_PROBLEM DESCRIPTION_
Search the listing below for the string "text" and show each line that contains it.
++++ DATA SHOWN ++++
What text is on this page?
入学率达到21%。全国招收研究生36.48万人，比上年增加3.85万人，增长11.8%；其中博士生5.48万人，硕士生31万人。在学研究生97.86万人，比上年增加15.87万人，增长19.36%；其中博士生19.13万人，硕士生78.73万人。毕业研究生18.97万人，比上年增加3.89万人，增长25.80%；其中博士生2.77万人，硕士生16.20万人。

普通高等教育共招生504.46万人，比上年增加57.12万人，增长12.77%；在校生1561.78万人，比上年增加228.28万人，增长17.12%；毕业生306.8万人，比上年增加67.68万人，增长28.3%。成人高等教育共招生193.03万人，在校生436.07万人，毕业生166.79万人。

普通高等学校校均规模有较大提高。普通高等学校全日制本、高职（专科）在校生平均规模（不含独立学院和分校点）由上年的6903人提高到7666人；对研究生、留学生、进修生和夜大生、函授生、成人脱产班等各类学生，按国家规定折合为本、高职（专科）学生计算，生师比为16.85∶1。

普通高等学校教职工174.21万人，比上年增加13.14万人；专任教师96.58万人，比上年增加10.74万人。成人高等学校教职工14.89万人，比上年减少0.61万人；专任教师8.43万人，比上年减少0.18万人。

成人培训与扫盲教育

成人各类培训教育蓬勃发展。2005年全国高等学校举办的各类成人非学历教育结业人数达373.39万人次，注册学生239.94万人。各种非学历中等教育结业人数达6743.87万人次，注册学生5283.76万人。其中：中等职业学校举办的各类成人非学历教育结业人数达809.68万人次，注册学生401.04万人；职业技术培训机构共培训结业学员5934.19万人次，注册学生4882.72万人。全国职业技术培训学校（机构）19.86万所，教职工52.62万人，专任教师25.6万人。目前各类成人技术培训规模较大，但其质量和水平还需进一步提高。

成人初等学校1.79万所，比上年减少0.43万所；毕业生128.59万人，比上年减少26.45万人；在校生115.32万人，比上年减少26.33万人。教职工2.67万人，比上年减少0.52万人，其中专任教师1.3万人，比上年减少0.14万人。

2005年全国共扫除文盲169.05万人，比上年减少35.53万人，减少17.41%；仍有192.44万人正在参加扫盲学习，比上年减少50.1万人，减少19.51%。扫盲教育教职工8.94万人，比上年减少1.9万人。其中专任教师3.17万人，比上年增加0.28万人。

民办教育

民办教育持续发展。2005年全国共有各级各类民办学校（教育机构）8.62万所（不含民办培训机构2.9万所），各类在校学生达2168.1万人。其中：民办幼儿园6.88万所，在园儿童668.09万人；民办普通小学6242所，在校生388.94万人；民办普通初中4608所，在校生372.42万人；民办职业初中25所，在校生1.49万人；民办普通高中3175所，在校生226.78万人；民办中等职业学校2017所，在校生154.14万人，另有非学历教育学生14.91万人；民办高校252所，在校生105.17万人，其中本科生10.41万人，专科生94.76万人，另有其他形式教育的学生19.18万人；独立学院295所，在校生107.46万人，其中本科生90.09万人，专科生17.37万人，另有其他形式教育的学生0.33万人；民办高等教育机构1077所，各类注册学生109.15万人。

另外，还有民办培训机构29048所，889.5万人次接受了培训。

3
++++
++++ DATA SHOWN ++++
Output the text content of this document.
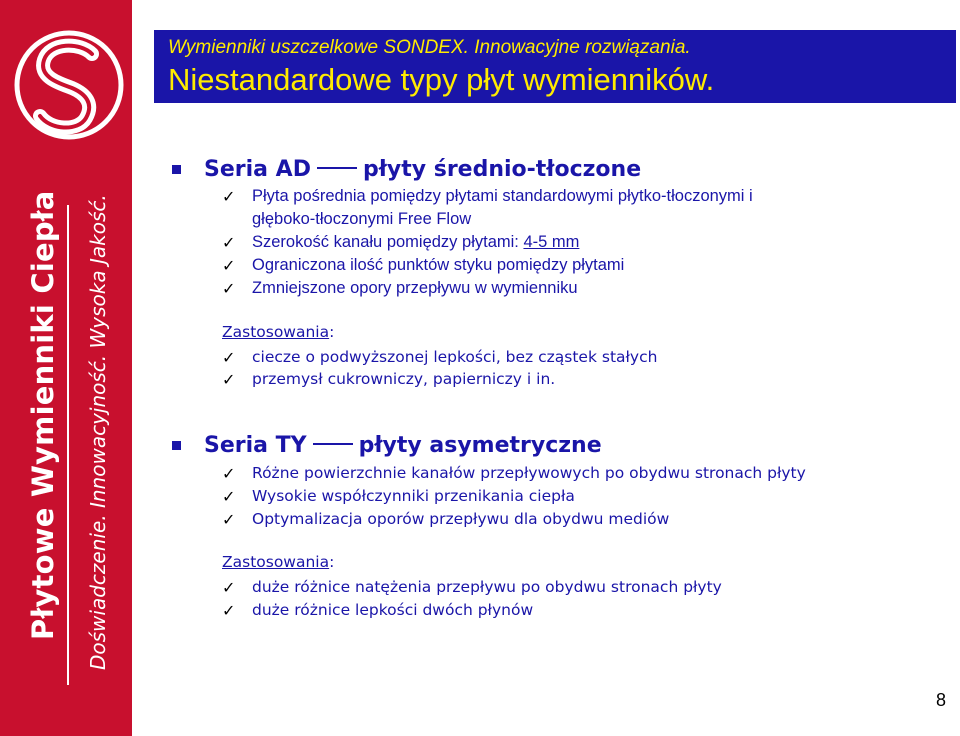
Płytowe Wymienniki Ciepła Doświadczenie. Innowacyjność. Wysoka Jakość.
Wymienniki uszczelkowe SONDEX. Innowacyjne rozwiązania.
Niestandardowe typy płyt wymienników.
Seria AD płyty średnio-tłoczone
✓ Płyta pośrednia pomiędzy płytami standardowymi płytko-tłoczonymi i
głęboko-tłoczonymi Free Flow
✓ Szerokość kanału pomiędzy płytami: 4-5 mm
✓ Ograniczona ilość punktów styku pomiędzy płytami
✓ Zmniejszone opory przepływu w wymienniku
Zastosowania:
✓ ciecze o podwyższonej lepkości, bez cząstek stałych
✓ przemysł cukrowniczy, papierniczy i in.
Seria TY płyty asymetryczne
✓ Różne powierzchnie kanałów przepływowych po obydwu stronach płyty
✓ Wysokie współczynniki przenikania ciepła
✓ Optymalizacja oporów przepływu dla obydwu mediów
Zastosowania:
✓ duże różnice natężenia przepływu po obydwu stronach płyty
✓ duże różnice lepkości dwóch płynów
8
++++
_CORRECT OUTPUT_
What text is on this page?
Output the text content of this document.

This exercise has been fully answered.